▸ **Stated goal**:
In the lines below, how many hold the word "after"? Answer only with the number.

▸ **Material for this exercise**:
⟨

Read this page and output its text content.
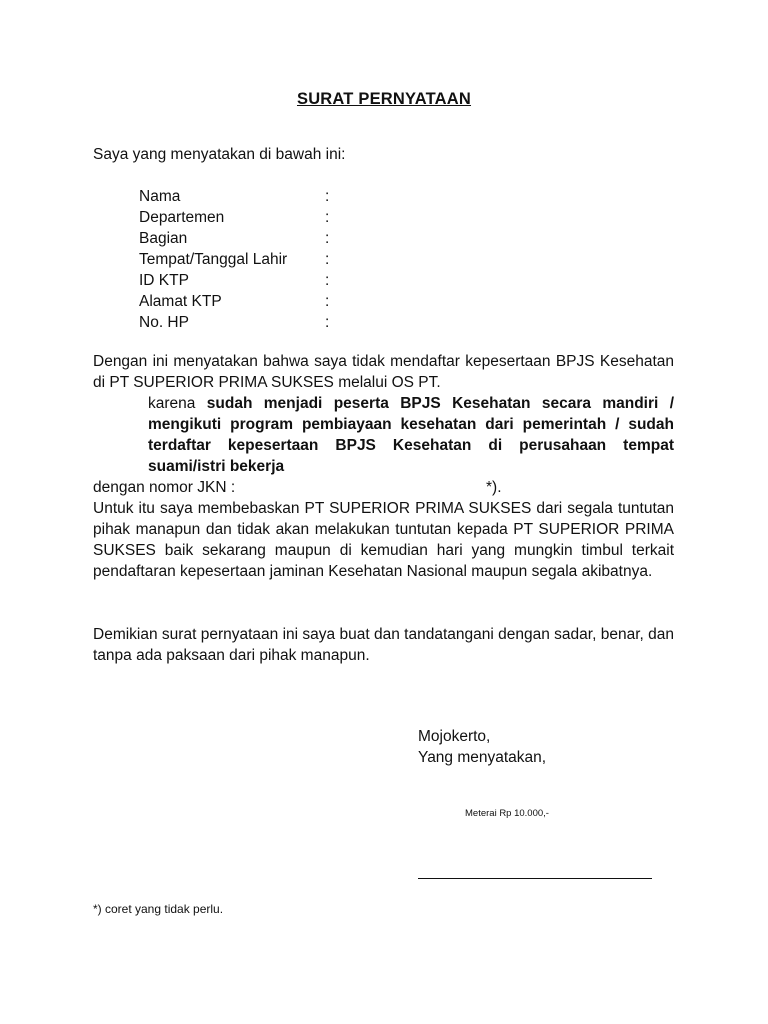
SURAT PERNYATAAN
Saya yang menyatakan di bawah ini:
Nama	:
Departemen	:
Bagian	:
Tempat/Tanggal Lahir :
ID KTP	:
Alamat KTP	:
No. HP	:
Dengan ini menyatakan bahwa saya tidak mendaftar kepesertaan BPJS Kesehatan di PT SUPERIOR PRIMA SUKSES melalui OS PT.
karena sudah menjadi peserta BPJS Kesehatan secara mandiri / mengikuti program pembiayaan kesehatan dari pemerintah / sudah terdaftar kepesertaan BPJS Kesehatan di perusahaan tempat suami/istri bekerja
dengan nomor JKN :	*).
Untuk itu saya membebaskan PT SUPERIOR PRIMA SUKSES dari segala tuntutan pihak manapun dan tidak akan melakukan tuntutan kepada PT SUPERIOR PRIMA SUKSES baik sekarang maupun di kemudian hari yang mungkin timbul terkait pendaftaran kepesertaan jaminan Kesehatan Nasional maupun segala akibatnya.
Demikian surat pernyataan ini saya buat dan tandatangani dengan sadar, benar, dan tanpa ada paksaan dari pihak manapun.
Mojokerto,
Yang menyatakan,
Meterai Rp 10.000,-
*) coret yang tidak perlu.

⟩
⟨

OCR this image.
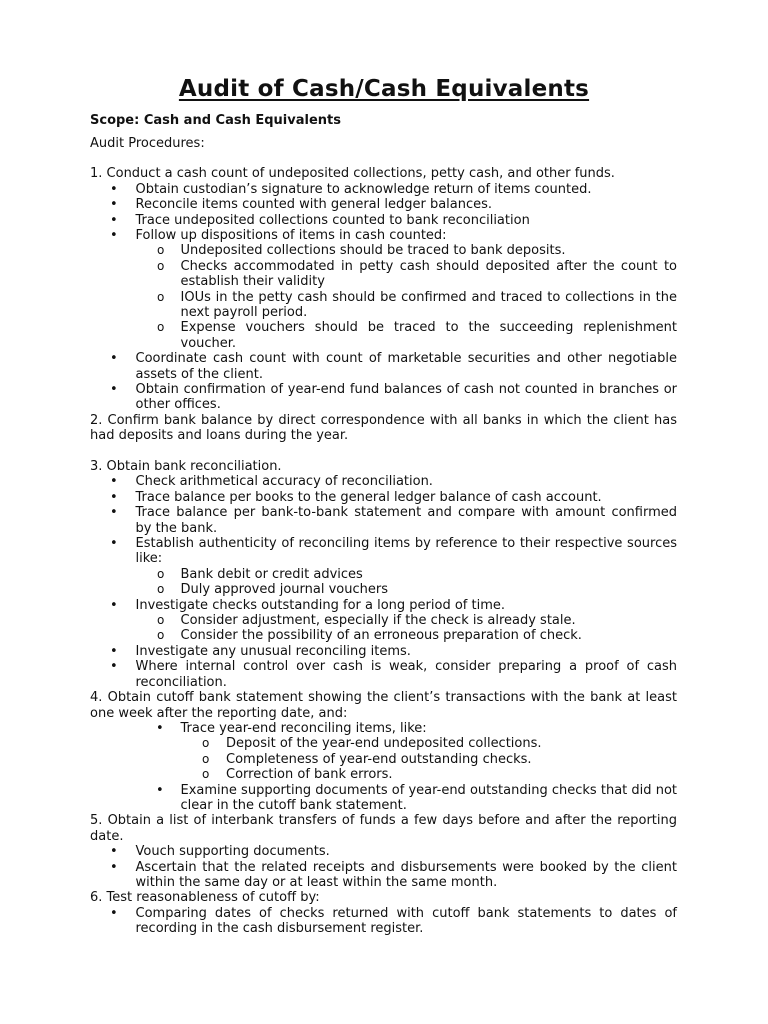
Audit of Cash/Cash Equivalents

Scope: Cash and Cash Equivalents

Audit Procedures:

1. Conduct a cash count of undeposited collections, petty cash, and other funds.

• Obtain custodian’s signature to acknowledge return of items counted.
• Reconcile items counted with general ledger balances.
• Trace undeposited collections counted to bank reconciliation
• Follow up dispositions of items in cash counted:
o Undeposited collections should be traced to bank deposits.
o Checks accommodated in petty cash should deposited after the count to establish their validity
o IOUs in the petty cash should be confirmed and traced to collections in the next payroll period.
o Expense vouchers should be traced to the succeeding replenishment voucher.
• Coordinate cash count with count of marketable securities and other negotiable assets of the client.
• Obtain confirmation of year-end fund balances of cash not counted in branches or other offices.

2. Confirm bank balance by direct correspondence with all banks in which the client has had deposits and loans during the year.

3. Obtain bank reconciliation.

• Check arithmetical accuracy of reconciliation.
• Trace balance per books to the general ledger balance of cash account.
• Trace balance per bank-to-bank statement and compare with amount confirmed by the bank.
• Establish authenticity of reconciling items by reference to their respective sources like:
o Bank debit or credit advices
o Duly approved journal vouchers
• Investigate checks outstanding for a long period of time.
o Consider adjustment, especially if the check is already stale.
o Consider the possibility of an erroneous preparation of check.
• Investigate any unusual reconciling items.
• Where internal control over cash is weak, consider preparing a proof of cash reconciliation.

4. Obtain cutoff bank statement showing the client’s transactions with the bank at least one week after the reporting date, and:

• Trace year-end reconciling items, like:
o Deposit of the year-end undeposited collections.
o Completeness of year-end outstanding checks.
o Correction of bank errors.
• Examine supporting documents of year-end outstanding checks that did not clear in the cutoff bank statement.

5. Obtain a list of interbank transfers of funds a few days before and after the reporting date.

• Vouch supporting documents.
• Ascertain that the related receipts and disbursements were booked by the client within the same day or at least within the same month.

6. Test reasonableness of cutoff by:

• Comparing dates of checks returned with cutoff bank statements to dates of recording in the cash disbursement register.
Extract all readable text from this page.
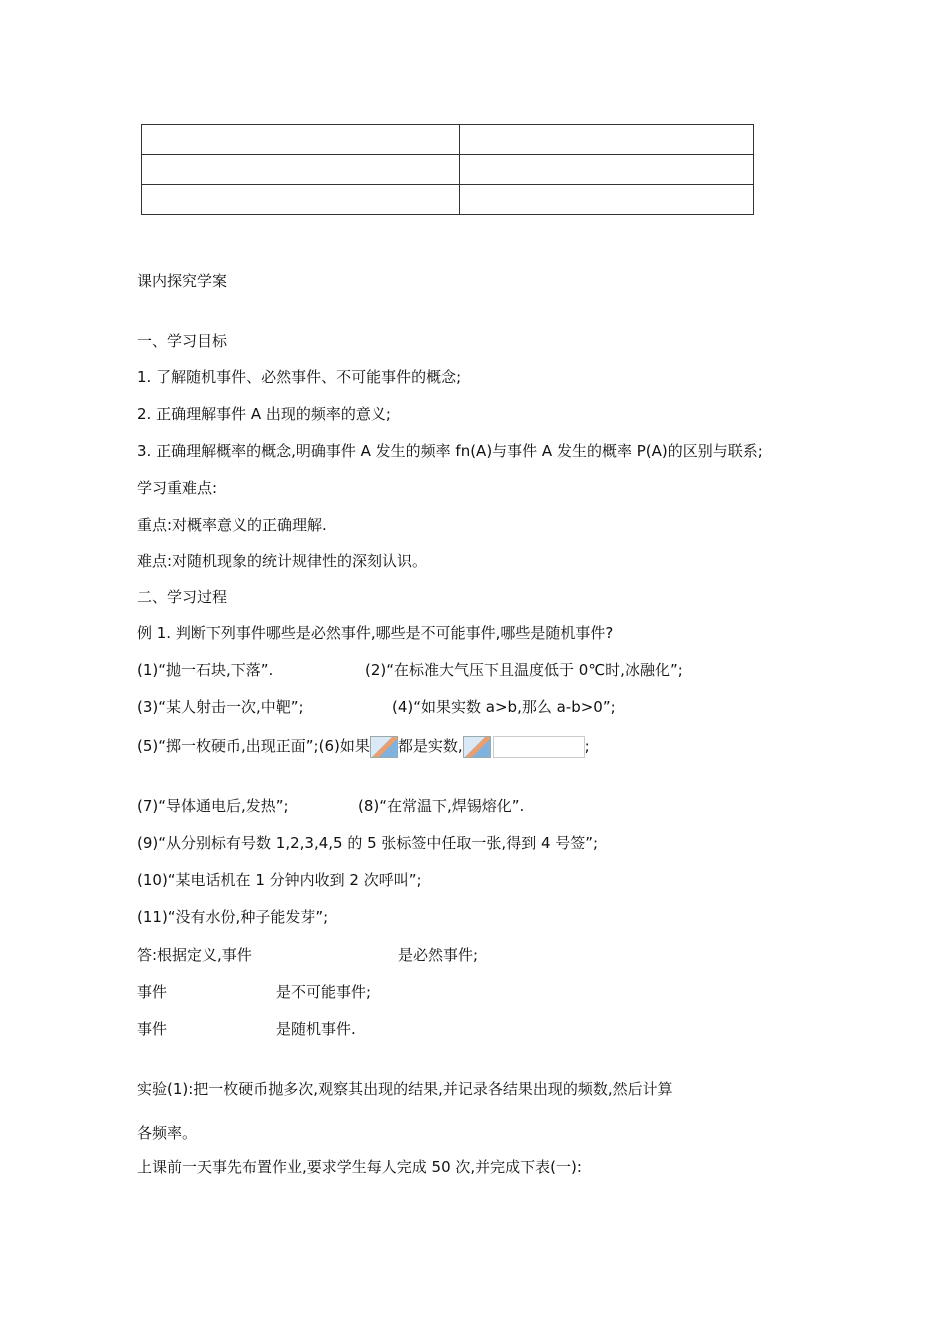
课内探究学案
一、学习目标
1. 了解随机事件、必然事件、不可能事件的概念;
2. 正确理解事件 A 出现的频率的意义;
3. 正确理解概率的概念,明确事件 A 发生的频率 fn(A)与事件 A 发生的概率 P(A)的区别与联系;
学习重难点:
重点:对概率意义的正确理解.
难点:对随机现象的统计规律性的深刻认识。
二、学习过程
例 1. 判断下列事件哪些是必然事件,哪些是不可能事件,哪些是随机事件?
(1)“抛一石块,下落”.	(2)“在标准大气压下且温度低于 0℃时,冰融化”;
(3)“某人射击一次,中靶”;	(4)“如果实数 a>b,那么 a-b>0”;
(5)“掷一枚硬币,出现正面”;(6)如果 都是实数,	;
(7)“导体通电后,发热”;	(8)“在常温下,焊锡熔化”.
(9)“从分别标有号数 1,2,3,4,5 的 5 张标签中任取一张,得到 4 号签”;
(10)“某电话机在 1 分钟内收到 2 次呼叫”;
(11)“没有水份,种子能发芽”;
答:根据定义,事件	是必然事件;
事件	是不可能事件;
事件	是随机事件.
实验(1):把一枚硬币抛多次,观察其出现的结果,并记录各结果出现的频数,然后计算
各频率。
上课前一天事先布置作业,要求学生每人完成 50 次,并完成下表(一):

⟩

▸ **The reply**:
3